Report the number of lines that include "prostřednost", with no additional text.

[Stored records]
——
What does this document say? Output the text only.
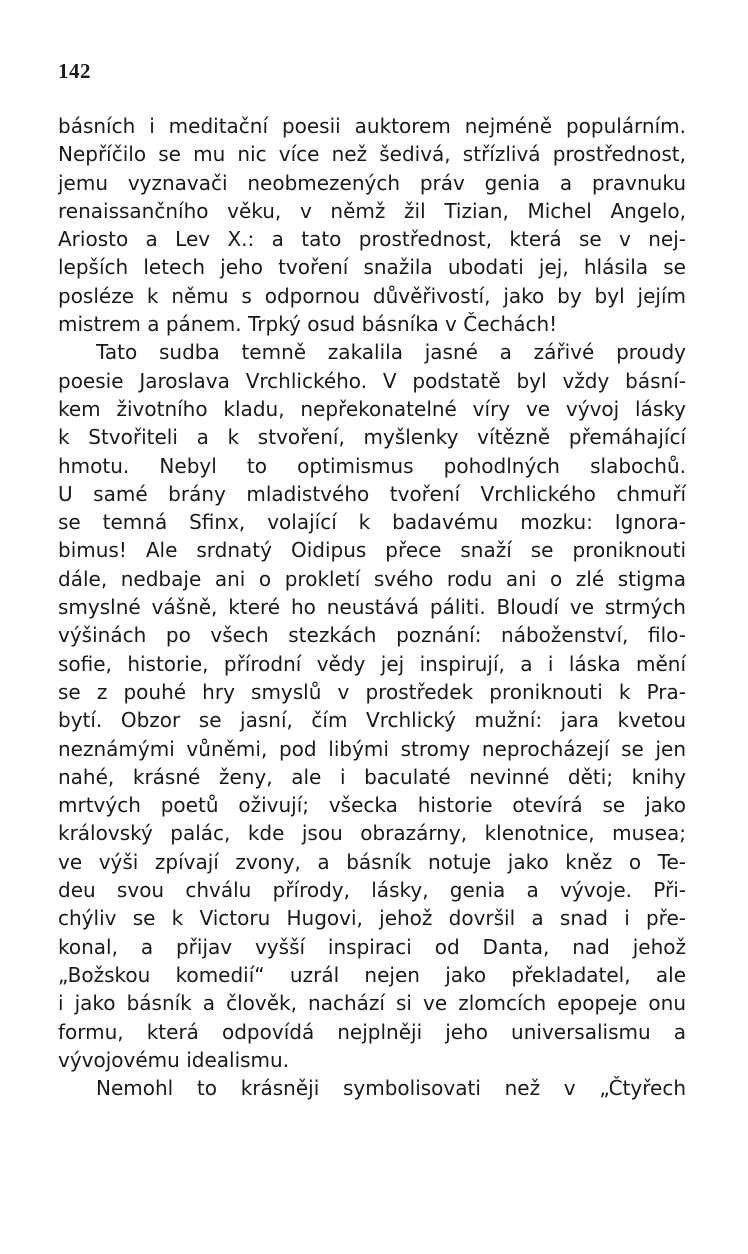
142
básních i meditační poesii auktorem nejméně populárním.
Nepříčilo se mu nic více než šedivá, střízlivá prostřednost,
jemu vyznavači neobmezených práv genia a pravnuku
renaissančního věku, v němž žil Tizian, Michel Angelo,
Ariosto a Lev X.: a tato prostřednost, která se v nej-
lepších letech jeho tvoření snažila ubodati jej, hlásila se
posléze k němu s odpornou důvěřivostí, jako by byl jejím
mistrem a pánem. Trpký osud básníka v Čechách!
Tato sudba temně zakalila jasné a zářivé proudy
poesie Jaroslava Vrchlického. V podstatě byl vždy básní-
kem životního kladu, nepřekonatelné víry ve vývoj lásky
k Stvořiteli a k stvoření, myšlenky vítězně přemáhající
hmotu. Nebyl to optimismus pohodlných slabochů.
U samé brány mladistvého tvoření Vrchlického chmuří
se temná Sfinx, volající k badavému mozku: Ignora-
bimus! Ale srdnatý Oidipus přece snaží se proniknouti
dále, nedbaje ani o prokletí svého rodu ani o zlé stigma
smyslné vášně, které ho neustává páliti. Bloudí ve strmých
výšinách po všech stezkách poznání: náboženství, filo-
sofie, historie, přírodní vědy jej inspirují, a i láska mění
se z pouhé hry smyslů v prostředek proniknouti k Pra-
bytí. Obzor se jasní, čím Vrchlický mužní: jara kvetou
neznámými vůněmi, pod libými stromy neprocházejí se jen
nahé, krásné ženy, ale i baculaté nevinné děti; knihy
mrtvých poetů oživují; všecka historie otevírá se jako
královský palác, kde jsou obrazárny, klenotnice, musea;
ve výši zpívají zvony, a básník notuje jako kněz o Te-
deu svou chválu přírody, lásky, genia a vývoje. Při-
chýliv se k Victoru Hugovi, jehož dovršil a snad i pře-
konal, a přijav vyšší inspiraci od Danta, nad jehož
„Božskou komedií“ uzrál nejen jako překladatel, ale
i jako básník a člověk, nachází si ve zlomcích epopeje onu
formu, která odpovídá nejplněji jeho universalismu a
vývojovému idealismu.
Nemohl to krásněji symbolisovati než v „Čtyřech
——
:: The solution ::
2